Work instructions:
Could you update these items so that every "Voltage magnitude" becomes "Bus voltage", leaving everything else unchanged?

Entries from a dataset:
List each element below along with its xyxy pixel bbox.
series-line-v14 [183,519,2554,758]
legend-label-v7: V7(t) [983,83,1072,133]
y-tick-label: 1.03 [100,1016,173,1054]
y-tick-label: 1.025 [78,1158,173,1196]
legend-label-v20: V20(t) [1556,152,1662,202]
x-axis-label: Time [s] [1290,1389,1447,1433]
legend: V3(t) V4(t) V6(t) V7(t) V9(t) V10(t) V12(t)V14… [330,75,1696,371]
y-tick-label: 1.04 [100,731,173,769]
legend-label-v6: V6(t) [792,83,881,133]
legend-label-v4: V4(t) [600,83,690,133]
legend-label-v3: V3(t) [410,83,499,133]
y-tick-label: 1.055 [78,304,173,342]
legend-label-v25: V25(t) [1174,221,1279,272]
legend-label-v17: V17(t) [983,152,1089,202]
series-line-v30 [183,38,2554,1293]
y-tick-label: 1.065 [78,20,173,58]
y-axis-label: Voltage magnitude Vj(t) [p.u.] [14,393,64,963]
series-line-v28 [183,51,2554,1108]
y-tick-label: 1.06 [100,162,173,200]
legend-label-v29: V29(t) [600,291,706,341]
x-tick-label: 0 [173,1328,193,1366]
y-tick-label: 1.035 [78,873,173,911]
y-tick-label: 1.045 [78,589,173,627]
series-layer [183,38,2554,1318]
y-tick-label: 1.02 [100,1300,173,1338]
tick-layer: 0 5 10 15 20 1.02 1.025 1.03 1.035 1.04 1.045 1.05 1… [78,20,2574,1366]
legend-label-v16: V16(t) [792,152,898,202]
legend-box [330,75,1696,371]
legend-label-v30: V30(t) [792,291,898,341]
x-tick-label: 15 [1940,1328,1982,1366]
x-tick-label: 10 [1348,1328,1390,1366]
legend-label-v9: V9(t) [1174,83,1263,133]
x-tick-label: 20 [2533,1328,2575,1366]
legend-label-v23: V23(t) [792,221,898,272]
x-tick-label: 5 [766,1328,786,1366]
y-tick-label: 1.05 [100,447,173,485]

Solution for this task:
List each element below along with its xyxy pixel bbox.
series-line-v14 [183,519,2554,758]
legend-label-v7: V7(t) [983,83,1072,133]
y-tick-label: 1.03 [100,1016,173,1054]
y-tick-label: 1.025 [78,1158,173,1196]
legend-label-v20: V20(t) [1556,152,1662,202]
x-axis-label: Time [s] [1290,1389,1447,1433]
legend: V3(t) V4(t) V6(t) V7(t) V9(t) V10(t) V12(t)V14… [330,75,1696,371]
y-tick-label: 1.04 [100,731,173,769]
legend-label-v6: V6(t) [792,83,881,133]
legend-label-v4: V4(t) [600,83,690,133]
legend-label-v3: V3(t) [410,83,499,133]
y-tick-label: 1.055 [78,304,173,342]
legend-label-v25: V25(t) [1174,221,1279,272]
legend-label-v17: V17(t) [983,152,1089,202]
series-line-v30 [183,38,2554,1293]
y-tick-label: 1.065 [78,20,173,58]
y-axis-label: Bus voltage Vj(t) [p.u.] [14,393,64,963]
series-line-v28 [183,51,2554,1108]
y-tick-label: 1.06 [100,162,173,200]
legend-label-v29: V29(t) [600,291,706,341]
x-tick-label: 0 [173,1328,193,1366]
y-tick-label: 1.035 [78,873,173,911]
y-tick-label: 1.045 [78,589,173,627]
series-layer [183,38,2554,1318]
y-tick-label: 1.02 [100,1300,173,1338]
tick-layer: 0 5 10 15 20 1.02 1.025 1.03 1.035 1.04 1.045 1.05 1… [78,20,2574,1366]
legend-label-v16: V16(t) [792,152,898,202]
legend-box [330,75,1696,371]
legend-label-v30: V30(t) [792,291,898,341]
x-tick-label: 15 [1940,1328,1982,1366]
x-tick-label: 10 [1348,1328,1390,1366]
legend-label-v9: V9(t) [1174,83,1263,133]
x-tick-label: 20 [2533,1328,2575,1366]
legend-label-v23: V23(t) [792,221,898,272]
x-tick-label: 5 [766,1328,786,1366]
y-tick-label: 1.05 [100,447,173,485]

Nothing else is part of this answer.